(Aim)
Your answer should be a single number: the count of lines containing "type".

(Given records)
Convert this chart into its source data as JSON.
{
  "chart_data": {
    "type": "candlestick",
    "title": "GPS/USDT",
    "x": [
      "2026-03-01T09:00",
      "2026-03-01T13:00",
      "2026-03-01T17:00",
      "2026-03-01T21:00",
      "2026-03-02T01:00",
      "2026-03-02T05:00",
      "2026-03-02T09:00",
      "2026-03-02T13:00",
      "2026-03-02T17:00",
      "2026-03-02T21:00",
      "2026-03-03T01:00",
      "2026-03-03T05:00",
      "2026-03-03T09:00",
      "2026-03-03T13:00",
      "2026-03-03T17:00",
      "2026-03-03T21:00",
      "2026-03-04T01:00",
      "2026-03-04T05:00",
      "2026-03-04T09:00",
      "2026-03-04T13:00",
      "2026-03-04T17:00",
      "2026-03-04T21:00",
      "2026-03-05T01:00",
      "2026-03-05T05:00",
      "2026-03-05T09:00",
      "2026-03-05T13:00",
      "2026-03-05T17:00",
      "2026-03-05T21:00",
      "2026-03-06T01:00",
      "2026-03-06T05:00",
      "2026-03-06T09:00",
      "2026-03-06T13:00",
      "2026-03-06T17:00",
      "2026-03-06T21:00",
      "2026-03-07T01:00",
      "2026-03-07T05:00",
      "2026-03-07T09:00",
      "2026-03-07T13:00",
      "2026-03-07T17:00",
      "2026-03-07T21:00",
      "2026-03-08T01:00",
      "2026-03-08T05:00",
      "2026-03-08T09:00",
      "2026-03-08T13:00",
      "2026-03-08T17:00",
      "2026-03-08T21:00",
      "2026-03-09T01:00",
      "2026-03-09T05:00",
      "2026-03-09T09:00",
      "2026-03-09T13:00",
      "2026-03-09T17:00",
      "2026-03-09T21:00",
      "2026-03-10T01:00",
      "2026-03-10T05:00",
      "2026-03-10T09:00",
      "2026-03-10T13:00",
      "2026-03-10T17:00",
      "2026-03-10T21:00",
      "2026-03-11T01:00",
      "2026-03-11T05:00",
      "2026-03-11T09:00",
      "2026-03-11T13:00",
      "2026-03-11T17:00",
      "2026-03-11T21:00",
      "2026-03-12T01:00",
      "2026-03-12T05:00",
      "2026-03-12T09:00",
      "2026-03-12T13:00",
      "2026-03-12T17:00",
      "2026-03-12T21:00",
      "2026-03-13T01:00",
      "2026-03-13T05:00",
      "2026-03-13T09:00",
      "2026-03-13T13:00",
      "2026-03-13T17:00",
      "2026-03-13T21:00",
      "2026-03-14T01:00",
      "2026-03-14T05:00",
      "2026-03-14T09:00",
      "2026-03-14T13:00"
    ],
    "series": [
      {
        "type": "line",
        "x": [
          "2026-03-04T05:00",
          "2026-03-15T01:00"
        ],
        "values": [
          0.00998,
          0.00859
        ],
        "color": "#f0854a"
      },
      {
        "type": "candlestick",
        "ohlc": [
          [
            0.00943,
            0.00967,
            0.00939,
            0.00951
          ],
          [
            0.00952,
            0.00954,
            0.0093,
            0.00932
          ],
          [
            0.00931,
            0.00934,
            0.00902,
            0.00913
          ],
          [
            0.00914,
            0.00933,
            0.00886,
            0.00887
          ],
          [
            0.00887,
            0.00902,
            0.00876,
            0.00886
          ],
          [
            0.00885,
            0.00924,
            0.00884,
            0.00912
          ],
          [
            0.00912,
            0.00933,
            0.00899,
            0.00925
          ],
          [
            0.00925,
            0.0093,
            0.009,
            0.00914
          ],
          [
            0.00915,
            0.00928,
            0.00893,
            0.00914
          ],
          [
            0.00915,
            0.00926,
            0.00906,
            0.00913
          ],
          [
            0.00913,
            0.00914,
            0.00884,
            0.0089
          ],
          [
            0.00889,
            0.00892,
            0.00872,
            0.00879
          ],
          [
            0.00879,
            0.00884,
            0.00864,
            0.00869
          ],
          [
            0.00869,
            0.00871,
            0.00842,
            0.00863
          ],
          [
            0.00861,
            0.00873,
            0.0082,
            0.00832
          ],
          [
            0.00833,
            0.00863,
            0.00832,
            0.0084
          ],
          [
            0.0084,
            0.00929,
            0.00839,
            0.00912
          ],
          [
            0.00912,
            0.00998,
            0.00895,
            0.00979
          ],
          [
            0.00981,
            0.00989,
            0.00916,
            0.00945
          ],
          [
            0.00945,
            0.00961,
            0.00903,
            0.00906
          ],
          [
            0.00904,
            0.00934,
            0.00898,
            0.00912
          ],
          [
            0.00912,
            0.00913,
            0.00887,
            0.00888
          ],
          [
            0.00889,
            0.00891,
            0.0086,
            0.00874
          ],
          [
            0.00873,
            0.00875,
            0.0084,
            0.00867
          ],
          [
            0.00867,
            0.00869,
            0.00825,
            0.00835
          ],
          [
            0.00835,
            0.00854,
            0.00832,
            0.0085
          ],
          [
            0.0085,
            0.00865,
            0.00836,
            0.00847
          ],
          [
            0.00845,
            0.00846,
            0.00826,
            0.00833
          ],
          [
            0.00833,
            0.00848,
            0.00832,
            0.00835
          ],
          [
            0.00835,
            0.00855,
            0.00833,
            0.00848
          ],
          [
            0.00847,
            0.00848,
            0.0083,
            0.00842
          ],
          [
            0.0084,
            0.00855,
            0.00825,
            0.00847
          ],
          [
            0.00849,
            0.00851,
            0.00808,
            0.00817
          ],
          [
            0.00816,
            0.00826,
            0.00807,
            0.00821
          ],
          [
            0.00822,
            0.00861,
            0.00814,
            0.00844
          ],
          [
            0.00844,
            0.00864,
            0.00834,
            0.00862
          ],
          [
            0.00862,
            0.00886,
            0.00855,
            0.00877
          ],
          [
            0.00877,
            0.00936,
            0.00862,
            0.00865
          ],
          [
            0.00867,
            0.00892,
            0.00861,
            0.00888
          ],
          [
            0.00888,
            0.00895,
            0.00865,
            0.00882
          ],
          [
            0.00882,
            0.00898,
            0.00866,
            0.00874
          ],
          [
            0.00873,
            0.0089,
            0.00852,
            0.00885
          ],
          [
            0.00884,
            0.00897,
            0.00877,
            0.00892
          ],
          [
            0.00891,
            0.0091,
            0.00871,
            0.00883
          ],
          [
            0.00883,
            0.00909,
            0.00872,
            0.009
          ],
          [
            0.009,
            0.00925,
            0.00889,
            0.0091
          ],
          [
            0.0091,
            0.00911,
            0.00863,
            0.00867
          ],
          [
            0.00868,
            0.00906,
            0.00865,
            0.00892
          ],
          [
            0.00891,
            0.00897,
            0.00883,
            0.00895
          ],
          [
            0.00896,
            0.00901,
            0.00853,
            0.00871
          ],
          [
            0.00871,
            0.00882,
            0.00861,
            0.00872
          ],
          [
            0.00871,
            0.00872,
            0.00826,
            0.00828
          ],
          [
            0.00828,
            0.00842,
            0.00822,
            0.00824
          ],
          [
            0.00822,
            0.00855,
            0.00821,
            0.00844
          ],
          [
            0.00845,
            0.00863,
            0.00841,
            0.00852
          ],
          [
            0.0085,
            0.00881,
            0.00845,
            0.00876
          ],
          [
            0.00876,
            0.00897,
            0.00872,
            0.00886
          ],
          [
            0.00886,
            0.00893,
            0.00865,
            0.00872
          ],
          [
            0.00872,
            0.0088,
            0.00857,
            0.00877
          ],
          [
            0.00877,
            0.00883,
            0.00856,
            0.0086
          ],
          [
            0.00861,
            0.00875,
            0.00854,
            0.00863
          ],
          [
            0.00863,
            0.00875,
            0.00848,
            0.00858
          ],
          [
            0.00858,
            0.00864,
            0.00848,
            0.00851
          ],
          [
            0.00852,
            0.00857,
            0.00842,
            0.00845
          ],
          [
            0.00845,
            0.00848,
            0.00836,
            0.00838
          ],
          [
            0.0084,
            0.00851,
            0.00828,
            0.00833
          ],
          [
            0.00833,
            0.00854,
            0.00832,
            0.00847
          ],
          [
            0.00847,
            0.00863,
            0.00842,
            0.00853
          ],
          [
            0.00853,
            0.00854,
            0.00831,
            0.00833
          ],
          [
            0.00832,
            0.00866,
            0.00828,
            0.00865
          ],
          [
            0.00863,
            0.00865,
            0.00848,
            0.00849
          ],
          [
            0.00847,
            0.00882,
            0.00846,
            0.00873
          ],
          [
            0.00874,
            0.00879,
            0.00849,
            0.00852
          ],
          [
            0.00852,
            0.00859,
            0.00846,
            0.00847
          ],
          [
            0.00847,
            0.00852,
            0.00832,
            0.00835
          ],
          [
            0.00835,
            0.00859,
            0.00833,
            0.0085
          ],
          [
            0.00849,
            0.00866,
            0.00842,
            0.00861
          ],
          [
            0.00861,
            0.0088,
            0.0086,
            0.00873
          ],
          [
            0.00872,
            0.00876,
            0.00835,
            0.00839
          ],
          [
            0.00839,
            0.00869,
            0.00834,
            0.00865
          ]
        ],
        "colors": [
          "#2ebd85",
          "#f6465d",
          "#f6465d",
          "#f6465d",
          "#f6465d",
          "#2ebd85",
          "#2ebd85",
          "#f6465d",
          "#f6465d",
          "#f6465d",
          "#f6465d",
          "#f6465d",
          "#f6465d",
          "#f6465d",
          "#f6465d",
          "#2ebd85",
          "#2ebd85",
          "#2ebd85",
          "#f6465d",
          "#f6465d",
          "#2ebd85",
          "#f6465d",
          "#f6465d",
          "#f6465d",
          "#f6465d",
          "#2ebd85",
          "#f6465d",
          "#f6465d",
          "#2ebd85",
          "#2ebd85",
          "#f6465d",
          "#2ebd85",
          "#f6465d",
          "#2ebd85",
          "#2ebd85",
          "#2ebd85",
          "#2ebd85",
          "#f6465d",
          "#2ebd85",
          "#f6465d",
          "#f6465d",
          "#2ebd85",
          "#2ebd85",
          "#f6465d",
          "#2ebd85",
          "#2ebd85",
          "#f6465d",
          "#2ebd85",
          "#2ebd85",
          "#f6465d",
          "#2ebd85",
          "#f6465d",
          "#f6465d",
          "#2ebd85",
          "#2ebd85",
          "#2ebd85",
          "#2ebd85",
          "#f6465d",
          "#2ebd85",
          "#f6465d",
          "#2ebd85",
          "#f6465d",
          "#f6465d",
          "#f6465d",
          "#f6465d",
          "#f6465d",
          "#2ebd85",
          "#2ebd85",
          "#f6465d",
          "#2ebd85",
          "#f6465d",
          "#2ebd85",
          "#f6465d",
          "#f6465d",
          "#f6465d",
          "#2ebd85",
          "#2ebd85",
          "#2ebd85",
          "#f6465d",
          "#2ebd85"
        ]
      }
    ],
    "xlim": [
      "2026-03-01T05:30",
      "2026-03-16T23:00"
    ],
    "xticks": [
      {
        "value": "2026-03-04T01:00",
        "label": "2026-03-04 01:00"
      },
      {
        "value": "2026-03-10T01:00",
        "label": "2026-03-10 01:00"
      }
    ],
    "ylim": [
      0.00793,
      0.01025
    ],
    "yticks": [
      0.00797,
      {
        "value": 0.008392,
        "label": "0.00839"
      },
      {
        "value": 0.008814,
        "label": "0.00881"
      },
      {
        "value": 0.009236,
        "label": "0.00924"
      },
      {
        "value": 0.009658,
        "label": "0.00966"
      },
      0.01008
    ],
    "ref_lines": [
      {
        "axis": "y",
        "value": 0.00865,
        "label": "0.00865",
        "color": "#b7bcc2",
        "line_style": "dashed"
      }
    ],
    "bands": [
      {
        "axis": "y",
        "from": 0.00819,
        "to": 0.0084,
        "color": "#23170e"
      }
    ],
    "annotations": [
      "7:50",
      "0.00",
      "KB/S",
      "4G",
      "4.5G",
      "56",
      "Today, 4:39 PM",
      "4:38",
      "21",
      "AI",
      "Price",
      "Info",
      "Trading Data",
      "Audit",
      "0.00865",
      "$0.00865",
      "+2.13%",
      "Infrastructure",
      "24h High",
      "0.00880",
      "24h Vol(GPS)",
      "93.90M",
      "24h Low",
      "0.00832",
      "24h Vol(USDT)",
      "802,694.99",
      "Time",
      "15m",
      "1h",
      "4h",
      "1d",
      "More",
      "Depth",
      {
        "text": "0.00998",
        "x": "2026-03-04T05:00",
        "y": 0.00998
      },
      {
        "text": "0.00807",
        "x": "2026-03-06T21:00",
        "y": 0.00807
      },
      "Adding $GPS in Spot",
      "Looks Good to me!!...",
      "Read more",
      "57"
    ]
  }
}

(Task response)
3